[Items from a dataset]
= = = =
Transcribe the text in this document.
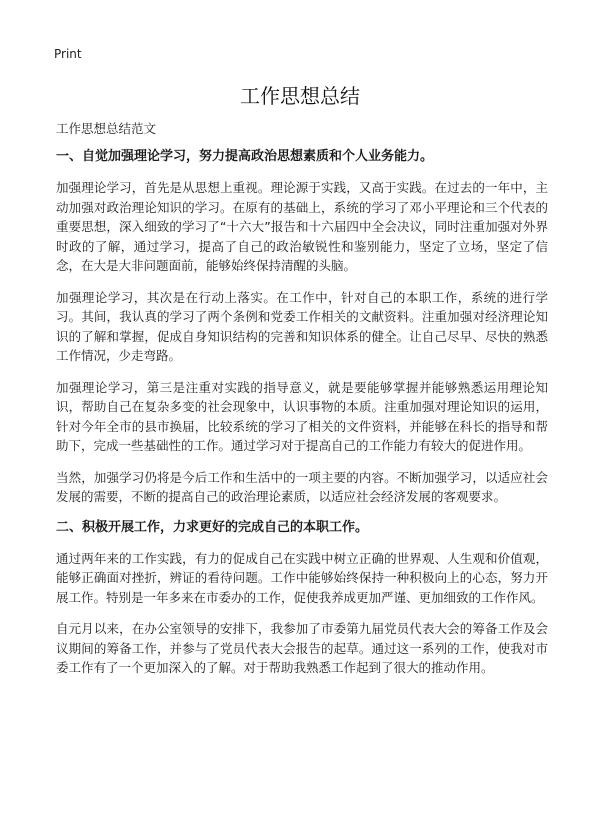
Print
工作思想总结

工作思想总结范文

一、自觉加强理论学习，努力提高政治思想素质和个人业务能力。

加强理论学习，首先是从思想上重视。理论源于实践，又高于实践。在过去的一年中，主动加强对政治理论知识的学习。在原有的基础上，系统的学习了邓小平理论和三个代表的重要思想，深入细致的学习了“十六大”报告和十六届四中全会决议，同时注重加强对外界时政的了解，通过学习，提高了自己的政治敏锐性和鉴别能力，坚定了立场，坚定了信念，在大是大非问题面前，能够始终保持清醒的头脑。

加强理论学习，其次是在行动上落实。在工作中，针对自己的本职工作，系统的进行学习。其间，我认真的学习了两个条例和党委工作相关的文献资料。注重加强对经济理论知识的了解和掌握，促成自身知识结构的完善和知识体系的健全。让自己尽早、尽快的熟悉工作情况，少走弯路。

加强理论学习，第三是注重对实践的指导意义，就是要能够掌握并能够熟悉运用理论知识，帮助自己在复杂多变的社会现象中，认识事物的本质。注重加强对理论知识的运用，针对今年全市的县市换届，比较系统的学习了相关的文件资料，并能够在科长的指导和帮助下，完成一些基础性的工作。通过学习对于提高自己的工作能力有较大的促进作用。

当然，加强学习仍将是今后工作和生活中的一项主要的内容。不断加强学习，以适应社会发展的需要，不断的提高自己的政治理论素质，以适应社会经济发展的客观要求。

二、积极开展工作，力求更好的完成自己的本职工作。

通过两年来的工作实践，有力的促成自己在实践中树立正确的世界观、人生观和价值观，能够正确面对挫折，辨证的看待问题。工作中能够始终保持一种积极向上的心态，努力开展工作。特别是一年多来在市委办的工作，促使我养成更加严谨、更加细致的工作作风。

自元月以来，在办公室领导的安排下，我参加了市委第九届党员代表大会的筹备工作及会议期间的筹备工作，并参与了党员代表大会报告的起草。通过这一系列的工作，使我对市委工作有了一个更加深入的了解。对于帮助我熟悉工作起到了很大的推动作用。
= = = =
◆ Stated task
Leave out the pictures and output the rest of the material exactly as written.

◆ Solution for this problem
Transcribe the text in this document.
Print
工作思想总结

工作思想总结范文

一、自觉加强理论学习，努力提高政治思想素质和个人业务能力。

加强理论学习，首先是从思想上重视。理论源于实践，又高于实践。在过去的一年中，主动加强对政治理论知识的学习。在原有的基础上，系统的学习了邓小平理论和三个代表的重要思想，深入细致的学习了“十六大”报告和十六届四中全会决议，同时注重加强对外界时政的了解，通过学习，提高了自己的政治敏锐性和鉴别能力，坚定了立场，坚定了信念，在大是大非问题面前，能够始终保持清醒的头脑。

加强理论学习，其次是在行动上落实。在工作中，针对自己的本职工作，系统的进行学习。其间，我认真的学习了两个条例和党委工作相关的文献资料。注重加强对经济理论知识的了解和掌握，促成自身知识结构的完善和知识体系的健全。让自己尽早、尽快的熟悉工作情况，少走弯路。

加强理论学习，第三是注重对实践的指导意义，就是要能够掌握并能够熟悉运用理论知识，帮助自己在复杂多变的社会现象中，认识事物的本质。注重加强对理论知识的运用，针对今年全市的县市换届，比较系统的学习了相关的文件资料，并能够在科长的指导和帮助下，完成一些基础性的工作。通过学习对于提高自己的工作能力有较大的促进作用。

当然，加强学习仍将是今后工作和生活中的一项主要的内容。不断加强学习，以适应社会发展的需要，不断的提高自己的政治理论素质，以适应社会经济发展的客观要求。

二、积极开展工作，力求更好的完成自己的本职工作。

通过两年来的工作实践，有力的促成自己在实践中树立正确的世界观、人生观和价值观，能够正确面对挫折，辨证的看待问题。工作中能够始终保持一种积极向上的心态，努力开展工作。特别是一年多来在市委办的工作，促使我养成更加严谨、更加细致的工作作风。

自元月以来，在办公室领导的安排下，我参加了市委第九届党员代表大会的筹备工作及会议期间的筹备工作，并参与了党员代表大会报告的起草。通过这一系列的工作，使我对市委工作有了一个更加深入的了解。对于帮助我熟悉工作起到了很大的推动作用。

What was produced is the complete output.